MATERIAL FOR THIS EXERCISE:
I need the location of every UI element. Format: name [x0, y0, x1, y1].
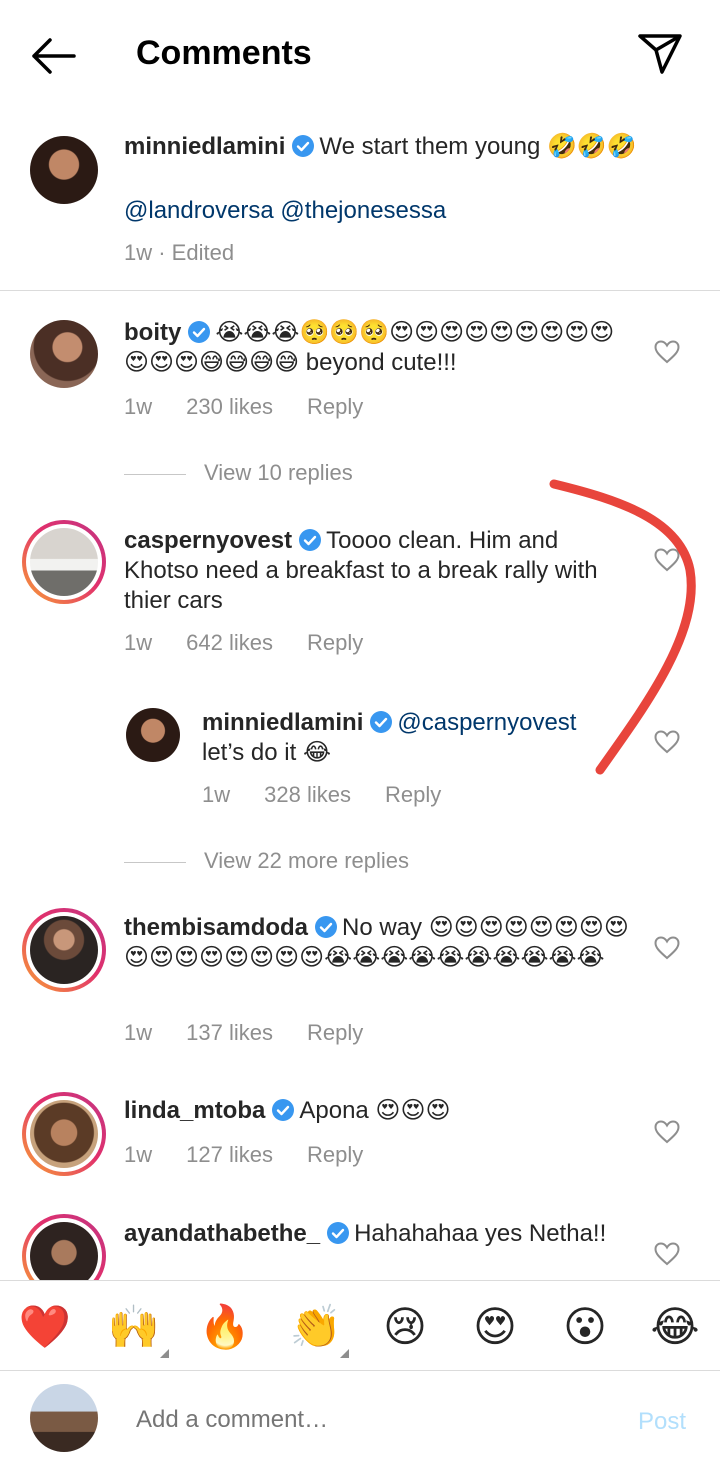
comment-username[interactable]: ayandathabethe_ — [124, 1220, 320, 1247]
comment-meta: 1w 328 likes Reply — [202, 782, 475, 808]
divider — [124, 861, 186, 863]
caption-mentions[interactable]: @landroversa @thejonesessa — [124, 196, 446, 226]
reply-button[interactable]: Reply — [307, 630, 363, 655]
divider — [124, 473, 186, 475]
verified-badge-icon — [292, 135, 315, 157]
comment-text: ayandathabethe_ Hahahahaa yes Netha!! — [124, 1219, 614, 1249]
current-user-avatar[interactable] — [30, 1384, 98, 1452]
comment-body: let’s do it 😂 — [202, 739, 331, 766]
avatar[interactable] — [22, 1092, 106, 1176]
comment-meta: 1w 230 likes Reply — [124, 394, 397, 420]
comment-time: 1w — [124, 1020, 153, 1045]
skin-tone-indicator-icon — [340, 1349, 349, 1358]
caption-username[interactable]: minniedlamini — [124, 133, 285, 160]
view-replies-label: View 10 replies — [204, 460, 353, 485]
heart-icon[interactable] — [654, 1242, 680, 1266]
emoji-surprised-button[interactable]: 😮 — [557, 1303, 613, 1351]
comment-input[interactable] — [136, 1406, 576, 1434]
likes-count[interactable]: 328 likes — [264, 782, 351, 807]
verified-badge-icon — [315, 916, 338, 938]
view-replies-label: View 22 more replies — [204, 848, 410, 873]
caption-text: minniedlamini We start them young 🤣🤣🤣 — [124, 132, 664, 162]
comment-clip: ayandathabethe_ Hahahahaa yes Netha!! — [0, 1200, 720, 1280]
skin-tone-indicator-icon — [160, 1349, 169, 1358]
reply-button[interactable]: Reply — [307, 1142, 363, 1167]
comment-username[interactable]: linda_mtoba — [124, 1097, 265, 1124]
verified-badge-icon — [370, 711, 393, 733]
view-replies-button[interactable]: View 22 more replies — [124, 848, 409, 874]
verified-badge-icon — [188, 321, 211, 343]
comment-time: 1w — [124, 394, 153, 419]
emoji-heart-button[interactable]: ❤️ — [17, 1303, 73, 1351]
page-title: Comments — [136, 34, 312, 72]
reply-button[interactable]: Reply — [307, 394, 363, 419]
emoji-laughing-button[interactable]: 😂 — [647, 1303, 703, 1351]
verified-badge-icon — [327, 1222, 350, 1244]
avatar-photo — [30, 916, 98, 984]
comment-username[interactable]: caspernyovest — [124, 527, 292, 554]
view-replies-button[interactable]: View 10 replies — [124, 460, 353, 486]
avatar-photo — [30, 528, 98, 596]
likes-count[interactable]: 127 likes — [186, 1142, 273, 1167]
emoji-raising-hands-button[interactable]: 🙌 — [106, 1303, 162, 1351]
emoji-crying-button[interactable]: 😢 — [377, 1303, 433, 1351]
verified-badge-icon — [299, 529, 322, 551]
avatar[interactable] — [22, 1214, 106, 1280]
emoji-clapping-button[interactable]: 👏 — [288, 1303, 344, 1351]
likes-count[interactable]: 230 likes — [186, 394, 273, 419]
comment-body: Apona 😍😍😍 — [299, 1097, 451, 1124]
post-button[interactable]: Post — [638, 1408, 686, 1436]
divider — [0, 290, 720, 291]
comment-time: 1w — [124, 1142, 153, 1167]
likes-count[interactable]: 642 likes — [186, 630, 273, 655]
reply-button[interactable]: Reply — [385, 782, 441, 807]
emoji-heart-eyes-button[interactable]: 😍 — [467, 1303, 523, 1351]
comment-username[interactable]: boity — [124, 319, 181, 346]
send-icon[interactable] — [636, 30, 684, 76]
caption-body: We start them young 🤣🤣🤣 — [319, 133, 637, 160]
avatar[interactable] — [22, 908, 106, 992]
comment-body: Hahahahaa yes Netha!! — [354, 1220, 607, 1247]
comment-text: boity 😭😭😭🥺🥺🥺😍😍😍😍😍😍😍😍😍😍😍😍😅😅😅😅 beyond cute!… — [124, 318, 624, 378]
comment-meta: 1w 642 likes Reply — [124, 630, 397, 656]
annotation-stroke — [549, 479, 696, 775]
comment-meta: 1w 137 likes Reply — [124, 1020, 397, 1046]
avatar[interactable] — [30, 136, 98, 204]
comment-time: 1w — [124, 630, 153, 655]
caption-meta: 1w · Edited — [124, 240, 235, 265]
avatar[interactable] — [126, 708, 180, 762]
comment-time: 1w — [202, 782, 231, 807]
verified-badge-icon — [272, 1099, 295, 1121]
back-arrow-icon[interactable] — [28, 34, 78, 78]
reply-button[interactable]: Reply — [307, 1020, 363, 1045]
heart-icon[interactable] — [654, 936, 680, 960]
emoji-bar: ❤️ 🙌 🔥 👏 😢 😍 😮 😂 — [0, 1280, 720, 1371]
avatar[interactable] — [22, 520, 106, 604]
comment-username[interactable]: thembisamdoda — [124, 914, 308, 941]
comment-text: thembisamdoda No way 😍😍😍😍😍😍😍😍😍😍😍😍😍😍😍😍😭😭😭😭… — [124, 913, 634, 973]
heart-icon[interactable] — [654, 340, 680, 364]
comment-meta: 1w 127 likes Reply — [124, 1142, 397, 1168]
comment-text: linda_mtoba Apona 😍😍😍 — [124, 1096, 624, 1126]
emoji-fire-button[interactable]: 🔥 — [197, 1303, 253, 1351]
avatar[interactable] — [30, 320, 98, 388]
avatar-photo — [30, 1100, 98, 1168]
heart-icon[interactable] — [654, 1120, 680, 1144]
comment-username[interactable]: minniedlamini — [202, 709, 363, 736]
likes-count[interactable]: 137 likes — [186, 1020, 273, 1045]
...
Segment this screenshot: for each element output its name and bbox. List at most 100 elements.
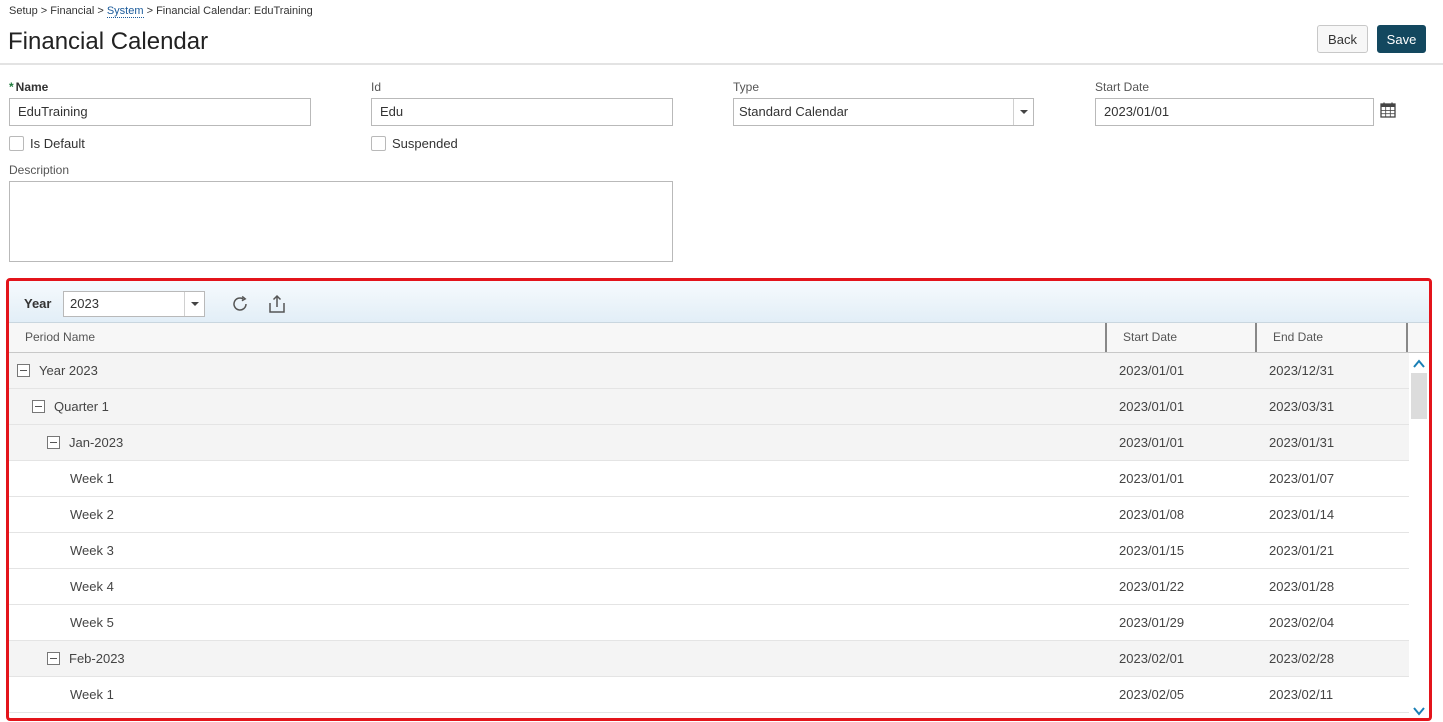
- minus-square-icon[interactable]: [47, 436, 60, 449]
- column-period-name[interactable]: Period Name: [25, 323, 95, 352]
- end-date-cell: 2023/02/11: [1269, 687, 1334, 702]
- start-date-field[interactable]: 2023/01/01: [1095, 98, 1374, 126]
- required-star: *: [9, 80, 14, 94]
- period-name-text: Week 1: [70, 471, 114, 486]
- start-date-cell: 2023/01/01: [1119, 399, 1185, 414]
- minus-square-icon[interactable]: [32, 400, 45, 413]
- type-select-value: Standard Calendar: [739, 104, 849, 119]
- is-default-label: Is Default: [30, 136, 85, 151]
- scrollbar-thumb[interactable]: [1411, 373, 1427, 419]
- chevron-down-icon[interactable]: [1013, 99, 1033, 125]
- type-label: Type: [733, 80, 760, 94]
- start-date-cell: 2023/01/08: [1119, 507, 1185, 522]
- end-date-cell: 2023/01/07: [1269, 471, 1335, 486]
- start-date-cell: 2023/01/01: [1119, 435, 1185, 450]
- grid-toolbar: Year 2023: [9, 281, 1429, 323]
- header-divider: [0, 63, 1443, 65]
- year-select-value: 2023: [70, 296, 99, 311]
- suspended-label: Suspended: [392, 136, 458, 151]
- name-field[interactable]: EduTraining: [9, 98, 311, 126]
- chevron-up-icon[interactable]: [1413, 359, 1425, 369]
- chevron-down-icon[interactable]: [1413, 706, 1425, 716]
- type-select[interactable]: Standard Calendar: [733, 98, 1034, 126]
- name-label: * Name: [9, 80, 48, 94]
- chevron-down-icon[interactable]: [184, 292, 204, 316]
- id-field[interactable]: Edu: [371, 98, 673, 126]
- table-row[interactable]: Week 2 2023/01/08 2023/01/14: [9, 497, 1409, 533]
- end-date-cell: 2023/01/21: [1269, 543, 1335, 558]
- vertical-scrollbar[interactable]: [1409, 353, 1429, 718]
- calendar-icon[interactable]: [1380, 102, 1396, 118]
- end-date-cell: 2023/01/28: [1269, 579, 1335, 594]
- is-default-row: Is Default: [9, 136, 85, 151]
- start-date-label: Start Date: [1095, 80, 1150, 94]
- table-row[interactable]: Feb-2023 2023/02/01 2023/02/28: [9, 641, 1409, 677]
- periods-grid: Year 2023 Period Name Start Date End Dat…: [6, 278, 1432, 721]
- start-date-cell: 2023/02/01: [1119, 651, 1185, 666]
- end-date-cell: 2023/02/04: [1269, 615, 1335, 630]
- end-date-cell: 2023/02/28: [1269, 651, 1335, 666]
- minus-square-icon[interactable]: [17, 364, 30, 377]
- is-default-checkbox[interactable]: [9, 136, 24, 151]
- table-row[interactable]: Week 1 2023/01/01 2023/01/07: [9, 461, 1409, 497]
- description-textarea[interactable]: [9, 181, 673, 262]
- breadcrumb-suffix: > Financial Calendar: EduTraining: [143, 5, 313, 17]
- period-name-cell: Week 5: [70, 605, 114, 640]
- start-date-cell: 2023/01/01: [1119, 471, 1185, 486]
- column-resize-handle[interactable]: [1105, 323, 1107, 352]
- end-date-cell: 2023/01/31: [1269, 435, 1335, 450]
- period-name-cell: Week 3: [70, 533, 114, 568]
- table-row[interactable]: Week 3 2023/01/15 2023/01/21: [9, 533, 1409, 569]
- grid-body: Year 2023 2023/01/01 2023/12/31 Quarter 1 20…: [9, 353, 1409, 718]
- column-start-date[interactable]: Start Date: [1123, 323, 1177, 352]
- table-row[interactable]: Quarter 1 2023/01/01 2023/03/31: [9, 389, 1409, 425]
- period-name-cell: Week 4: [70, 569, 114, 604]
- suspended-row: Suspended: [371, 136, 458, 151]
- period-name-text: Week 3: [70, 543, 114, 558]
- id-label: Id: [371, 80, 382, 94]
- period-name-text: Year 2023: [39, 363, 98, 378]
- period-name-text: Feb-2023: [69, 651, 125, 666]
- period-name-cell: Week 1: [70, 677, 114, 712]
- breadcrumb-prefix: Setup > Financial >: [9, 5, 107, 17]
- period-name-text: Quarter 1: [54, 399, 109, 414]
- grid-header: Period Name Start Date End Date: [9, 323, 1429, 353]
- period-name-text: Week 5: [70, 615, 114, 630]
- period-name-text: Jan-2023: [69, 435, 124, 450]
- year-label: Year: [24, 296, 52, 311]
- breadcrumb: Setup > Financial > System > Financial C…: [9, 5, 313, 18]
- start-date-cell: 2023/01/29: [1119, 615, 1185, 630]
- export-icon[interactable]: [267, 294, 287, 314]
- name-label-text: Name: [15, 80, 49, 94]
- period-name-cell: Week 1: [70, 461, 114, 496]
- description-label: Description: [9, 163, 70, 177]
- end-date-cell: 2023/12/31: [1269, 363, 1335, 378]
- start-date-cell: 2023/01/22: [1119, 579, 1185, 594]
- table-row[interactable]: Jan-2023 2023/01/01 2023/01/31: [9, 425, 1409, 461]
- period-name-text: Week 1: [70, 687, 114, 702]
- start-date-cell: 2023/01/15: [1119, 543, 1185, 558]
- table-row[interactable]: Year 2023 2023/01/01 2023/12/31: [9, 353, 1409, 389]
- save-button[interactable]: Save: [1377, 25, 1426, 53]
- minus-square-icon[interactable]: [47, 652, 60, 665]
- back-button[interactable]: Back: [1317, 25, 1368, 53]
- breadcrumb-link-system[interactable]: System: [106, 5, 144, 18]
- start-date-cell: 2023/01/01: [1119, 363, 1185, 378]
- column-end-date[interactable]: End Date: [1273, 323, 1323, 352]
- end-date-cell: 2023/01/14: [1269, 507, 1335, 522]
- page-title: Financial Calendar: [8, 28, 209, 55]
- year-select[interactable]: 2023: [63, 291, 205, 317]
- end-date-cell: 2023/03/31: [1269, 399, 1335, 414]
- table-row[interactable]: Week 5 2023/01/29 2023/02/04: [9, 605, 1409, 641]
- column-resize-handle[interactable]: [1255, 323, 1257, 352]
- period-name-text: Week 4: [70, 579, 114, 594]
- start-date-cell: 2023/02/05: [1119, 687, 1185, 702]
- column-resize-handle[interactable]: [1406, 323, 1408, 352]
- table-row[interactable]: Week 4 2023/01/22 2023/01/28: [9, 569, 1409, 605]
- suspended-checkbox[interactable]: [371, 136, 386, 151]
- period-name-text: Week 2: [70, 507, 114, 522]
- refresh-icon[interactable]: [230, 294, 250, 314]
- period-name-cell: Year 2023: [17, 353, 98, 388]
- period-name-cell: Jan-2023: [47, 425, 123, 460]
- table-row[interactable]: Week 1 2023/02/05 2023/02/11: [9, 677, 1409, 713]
--
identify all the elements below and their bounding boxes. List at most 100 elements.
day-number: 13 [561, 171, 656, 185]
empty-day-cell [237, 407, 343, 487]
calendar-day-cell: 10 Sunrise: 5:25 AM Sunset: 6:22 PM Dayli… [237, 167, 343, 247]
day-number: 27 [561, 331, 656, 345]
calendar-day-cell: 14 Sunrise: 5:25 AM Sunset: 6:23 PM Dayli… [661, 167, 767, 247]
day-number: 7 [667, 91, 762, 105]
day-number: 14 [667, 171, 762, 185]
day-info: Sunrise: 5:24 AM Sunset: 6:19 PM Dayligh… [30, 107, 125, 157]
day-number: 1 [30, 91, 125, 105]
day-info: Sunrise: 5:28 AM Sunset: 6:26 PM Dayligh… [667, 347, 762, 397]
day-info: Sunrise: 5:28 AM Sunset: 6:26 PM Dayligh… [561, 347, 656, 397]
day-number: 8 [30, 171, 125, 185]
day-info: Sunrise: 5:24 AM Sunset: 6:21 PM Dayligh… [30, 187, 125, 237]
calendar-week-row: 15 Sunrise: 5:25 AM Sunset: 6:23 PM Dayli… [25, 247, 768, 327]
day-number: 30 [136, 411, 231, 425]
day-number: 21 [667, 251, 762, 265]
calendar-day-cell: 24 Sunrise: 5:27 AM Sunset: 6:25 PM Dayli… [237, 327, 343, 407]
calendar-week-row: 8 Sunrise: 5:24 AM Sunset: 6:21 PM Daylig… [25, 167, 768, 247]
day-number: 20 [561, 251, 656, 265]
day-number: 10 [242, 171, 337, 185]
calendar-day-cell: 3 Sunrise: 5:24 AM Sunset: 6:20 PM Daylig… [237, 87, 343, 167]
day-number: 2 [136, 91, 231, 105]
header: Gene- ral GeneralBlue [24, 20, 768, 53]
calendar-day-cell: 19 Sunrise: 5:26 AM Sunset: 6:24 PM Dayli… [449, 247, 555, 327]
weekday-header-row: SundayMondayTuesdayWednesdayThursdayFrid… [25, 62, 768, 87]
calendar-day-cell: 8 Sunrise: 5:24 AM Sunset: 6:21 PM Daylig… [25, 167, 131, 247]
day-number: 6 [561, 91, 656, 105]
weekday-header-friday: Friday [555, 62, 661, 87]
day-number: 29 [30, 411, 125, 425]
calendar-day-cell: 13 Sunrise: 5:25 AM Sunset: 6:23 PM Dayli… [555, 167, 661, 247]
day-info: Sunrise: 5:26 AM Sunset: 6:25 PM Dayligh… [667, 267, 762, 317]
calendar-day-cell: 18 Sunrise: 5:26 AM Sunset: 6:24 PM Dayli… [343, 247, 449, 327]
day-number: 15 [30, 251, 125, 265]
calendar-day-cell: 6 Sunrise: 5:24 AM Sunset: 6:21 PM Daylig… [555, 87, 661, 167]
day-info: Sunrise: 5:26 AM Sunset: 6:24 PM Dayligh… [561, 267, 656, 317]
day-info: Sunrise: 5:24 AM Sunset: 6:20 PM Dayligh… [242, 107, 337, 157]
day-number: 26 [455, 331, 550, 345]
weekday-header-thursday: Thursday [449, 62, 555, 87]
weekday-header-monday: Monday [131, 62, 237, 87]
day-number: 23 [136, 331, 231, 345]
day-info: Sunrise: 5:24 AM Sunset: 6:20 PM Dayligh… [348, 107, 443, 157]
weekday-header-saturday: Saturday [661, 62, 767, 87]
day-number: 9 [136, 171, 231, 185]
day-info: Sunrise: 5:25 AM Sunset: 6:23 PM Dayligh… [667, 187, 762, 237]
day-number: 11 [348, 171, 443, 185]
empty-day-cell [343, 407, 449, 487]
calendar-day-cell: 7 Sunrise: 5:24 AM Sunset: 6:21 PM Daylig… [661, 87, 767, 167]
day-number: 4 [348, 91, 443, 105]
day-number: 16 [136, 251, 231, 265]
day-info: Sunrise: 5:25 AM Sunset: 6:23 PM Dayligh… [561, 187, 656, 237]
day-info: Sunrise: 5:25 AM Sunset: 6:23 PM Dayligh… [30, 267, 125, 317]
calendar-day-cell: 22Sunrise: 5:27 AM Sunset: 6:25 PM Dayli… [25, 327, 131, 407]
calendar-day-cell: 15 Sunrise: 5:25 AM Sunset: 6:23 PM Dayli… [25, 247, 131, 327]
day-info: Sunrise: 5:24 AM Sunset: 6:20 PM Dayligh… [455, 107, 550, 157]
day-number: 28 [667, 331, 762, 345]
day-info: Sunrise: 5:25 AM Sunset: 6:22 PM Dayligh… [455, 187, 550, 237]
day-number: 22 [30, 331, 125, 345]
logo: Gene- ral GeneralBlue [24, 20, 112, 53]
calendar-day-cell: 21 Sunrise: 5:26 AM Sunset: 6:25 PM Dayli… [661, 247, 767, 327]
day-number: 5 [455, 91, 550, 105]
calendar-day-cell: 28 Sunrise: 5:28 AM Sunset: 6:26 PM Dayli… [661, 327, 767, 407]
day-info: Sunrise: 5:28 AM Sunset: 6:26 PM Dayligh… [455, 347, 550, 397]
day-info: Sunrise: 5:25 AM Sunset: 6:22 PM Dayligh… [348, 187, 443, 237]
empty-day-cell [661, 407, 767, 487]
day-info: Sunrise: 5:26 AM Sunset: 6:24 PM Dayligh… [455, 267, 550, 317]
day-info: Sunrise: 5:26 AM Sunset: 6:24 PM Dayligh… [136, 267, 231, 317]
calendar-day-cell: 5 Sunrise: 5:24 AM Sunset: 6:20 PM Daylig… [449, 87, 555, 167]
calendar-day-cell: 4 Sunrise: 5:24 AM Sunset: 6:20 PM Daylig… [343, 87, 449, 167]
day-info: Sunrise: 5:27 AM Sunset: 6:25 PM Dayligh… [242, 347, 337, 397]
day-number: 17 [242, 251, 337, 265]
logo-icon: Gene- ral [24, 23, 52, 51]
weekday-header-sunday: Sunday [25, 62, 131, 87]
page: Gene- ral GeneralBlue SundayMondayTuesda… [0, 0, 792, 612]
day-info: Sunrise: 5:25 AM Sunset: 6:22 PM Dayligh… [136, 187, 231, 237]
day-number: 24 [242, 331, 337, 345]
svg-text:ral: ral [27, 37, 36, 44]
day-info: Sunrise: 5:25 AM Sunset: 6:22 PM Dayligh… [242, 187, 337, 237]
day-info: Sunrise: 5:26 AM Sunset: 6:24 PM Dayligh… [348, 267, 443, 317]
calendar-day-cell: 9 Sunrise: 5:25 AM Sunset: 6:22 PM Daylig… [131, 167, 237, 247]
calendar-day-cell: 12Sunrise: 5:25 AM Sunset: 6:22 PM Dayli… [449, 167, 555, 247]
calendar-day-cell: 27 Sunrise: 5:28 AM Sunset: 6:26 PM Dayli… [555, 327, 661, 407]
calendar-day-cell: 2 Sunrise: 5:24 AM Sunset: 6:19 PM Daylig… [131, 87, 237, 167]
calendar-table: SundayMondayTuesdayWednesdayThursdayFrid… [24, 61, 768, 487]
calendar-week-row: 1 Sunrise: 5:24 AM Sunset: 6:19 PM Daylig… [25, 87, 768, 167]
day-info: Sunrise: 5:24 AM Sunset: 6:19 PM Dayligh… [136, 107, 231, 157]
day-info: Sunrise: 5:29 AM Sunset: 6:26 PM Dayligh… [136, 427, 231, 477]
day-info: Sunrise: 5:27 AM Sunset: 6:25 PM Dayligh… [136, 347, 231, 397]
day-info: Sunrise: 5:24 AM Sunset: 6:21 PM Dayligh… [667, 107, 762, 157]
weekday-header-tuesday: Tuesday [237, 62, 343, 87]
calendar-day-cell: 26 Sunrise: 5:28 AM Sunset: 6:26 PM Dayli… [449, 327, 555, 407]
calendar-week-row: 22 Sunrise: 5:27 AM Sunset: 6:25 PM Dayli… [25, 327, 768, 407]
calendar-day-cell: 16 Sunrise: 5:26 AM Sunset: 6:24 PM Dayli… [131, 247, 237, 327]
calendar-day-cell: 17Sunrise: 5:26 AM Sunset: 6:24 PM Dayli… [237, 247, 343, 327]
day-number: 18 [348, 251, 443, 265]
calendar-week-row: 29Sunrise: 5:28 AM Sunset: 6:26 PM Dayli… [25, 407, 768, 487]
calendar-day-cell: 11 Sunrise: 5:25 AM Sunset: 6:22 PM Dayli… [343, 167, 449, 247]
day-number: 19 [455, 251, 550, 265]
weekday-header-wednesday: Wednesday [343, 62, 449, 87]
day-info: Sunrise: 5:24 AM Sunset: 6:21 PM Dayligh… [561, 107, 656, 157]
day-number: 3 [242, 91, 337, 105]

WHAT THE EXERCISE ASKS:
Copy out, character for character, the entries from the line containing "- minus-square-icon[interactable]: [47, 436, 60, 449]" through the line containing "- suspended-label: Suspended: [392, 136, 458, 151]", with both of those lines included.

EXERCISE ANSWER:
- minus-square-icon[interactable]: [47, 436, 60, 449]
- column-period-name[interactable]: Period Name: [25, 323, 95, 352]
- end-date-cell: 2023/02/11: [1269, 687, 1334, 702]
- start-date-field[interactable]: 2023/01/01: [1095, 98, 1374, 126]
- required-star: *: [9, 80, 14, 94]
- period-name-text: Week 1: [70, 471, 114, 486]
- start-date-cell: 2023/01/01: [1119, 399, 1185, 414]
- minus-square-icon[interactable]: [32, 400, 45, 413]
- type-select-value: Standard Calendar: [739, 104, 849, 119]
- is-default-label: Is Default: [30, 136, 85, 151]
- scrollbar-thumb[interactable]: [1411, 373, 1427, 419]
- chevron-down-icon[interactable]: [1013, 99, 1033, 125]
- type-label: Type: [733, 80, 760, 94]
- start-date-cell: 2023/01/08: [1119, 507, 1185, 522]
- end-date-cell: 2023/01/07: [1269, 471, 1335, 486]
- start-date-cell: 2023/01/01: [1119, 435, 1185, 450]
- grid-toolbar: Year 2023: [9, 281, 1429, 323]
- header-divider: [0, 63, 1443, 65]
- year-select-value: 2023: [70, 296, 99, 311]
- suspended-label: Suspended: [392, 136, 458, 151]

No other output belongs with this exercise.